Quote each line of the material verbatim, without the pictures.

Start of Supplied information

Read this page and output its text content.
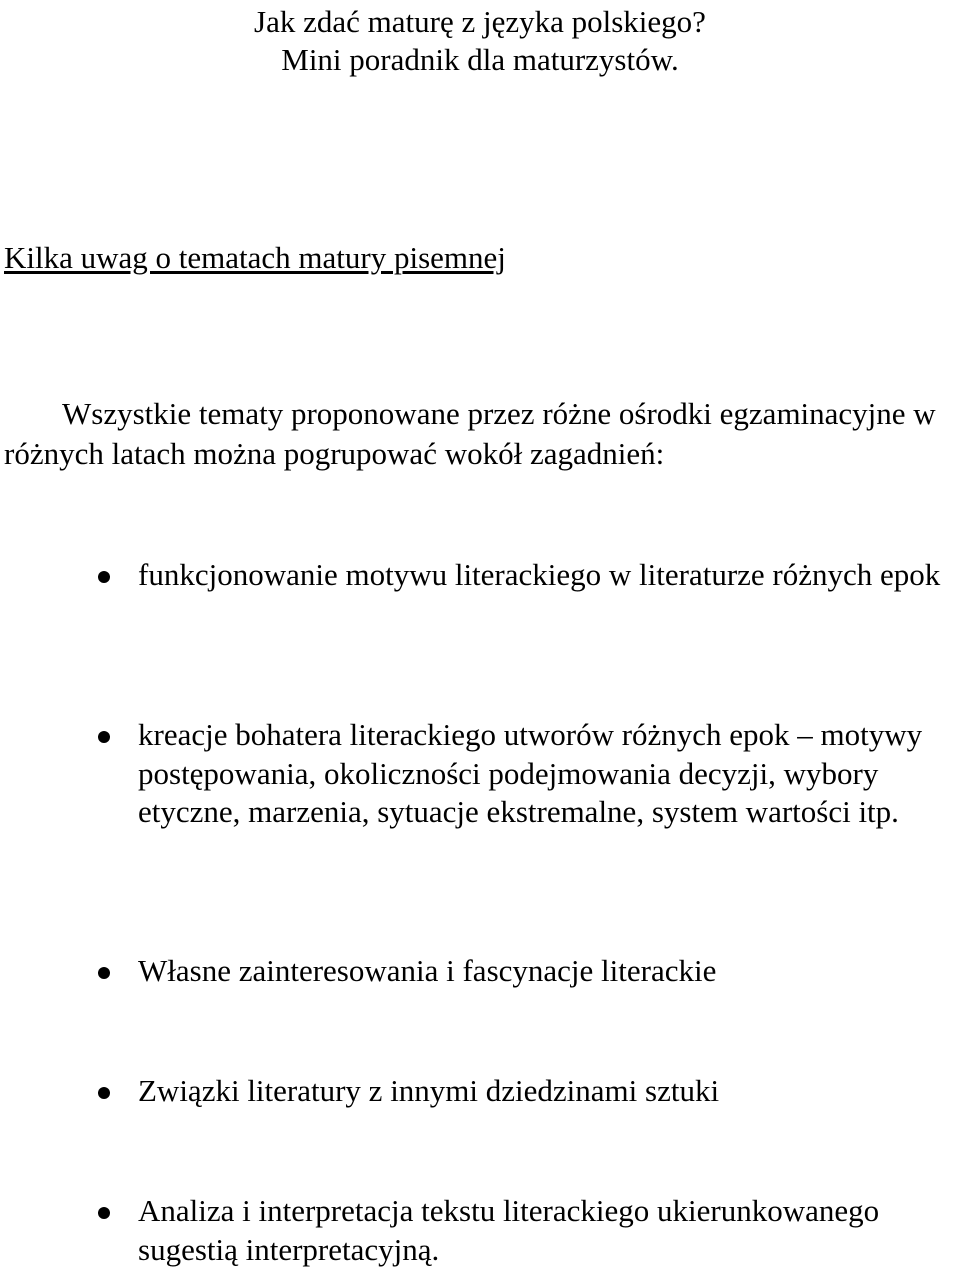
Jak zdać maturę z języka polskiego?
Mini poradnik dla maturzystów.
Kilka uwag o tematach matury pisemnej
Wszystkie tematy proponowane przez różne ośrodki egzaminacyjne w różnych latach można pogrupować wokół zagadnień:
funkcjonowanie motywu literackiego w literaturze różnych epok
kreacje bohatera literackiego utworów różnych epok – motywy postępowania, okoliczności podejmowania decyzji, wybory etyczne, marzenia, sytuacje ekstremalne, system wartości itp.
Własne zainteresowania i fascynacje literackie
Związki literatury z innymi dziedzinami sztuki
Analiza i interpretacja tekstu literackiego ukierunkowanego sugestią interpretacyjną.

End of Supplied information

• [Expected answer]:
Read this page and output its text content.
Jak zdać maturę z języka polskiego?
Mini poradnik dla maturzystów.
Kilka uwag o tematach matury pisemnej
Wszystkie tematy proponowane przez różne ośrodki egzaminacyjne w różnych latach można pogrupować wokół zagadnień:
funkcjonowanie motywu literackiego w literaturze różnych epok
kreacje bohatera literackiego utworów różnych epok – motywy postępowania, okoliczności podejmowania decyzji, wybory etyczne, marzenia, sytuacje ekstremalne, system wartości itp.
Własne zainteresowania i fascynacje literackie
Związki literatury z innymi dziedzinami sztuki
Analiza i interpretacja tekstu literackiego ukierunkowanego sugestią interpretacyjną.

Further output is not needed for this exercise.